__THE PROBLEM__: Would you quote every entry exactly, dropping only the pictures?

##############################

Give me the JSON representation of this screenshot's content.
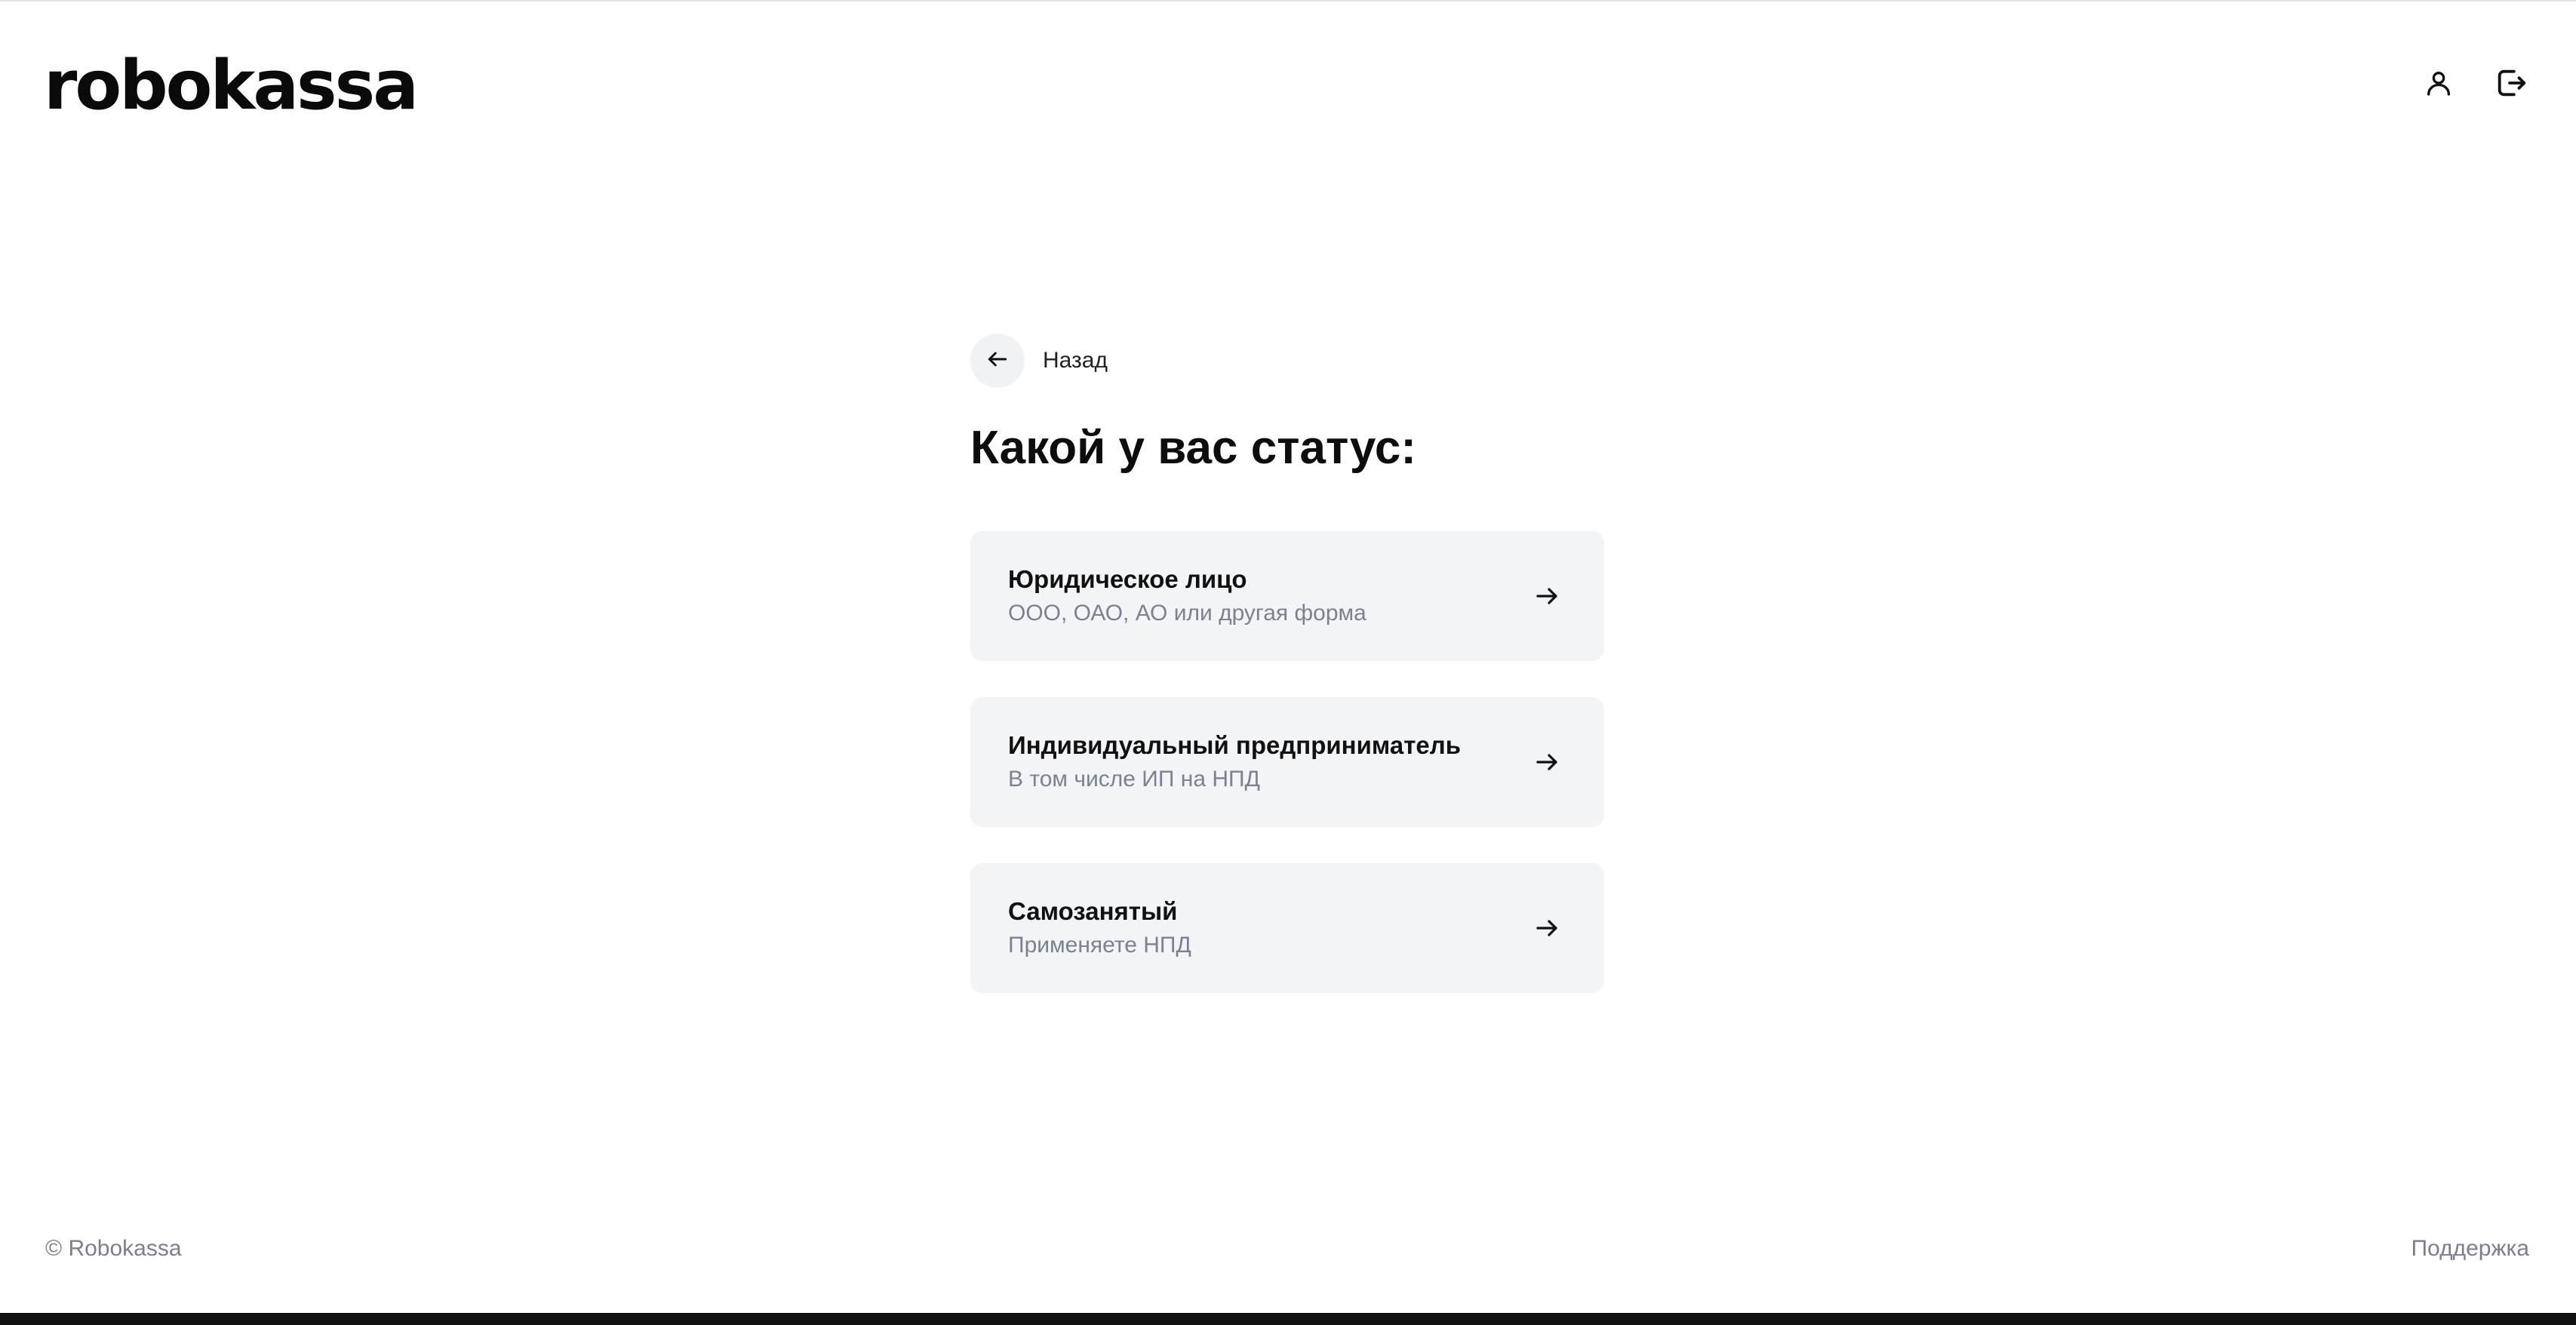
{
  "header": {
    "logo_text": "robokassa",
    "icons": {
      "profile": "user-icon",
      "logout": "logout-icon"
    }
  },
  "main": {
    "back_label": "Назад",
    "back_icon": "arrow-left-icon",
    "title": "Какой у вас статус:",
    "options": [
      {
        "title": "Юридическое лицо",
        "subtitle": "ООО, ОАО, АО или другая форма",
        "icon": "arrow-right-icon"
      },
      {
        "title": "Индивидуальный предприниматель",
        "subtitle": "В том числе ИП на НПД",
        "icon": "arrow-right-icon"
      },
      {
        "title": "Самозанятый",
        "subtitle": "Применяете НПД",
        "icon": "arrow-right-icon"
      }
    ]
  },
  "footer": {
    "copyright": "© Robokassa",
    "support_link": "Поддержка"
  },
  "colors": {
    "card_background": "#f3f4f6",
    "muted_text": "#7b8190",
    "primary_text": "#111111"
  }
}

##############################

__OUTPUT FOR THIS TASK__:
Give me the JSON representation of this screenshot's content.
{
  "header": {
    "logo_text": "robokassa",
    "icons": {
      "profile": "user-icon",
      "logout": "logout-icon"
    }
  },
  "main": {
    "back_label": "Назад",
    "back_icon": "arrow-left-icon",
    "title": "Какой у вас статус:",
    "options": [
      {
        "title": "Юридическое лицо",
        "subtitle": "ООО, ОАО, АО или другая форма",
        "icon": "arrow-right-icon"
      },
      {
        "title": "Индивидуальный предприниматель",
        "subtitle": "В том числе ИП на НПД",
        "icon": "arrow-right-icon"
      },
      {
        "title": "Самозанятый",
        "subtitle": "Применяете НПД",
        "icon": "arrow-right-icon"
      }
    ]
  },
  "footer": {
    "copyright": "© Robokassa",
    "support_link": "Поддержка"
  },
  "colors": {
    "card_background": "#f3f4f6",
    "muted_text": "#7b8190",
    "primary_text": "#111111"
  }
}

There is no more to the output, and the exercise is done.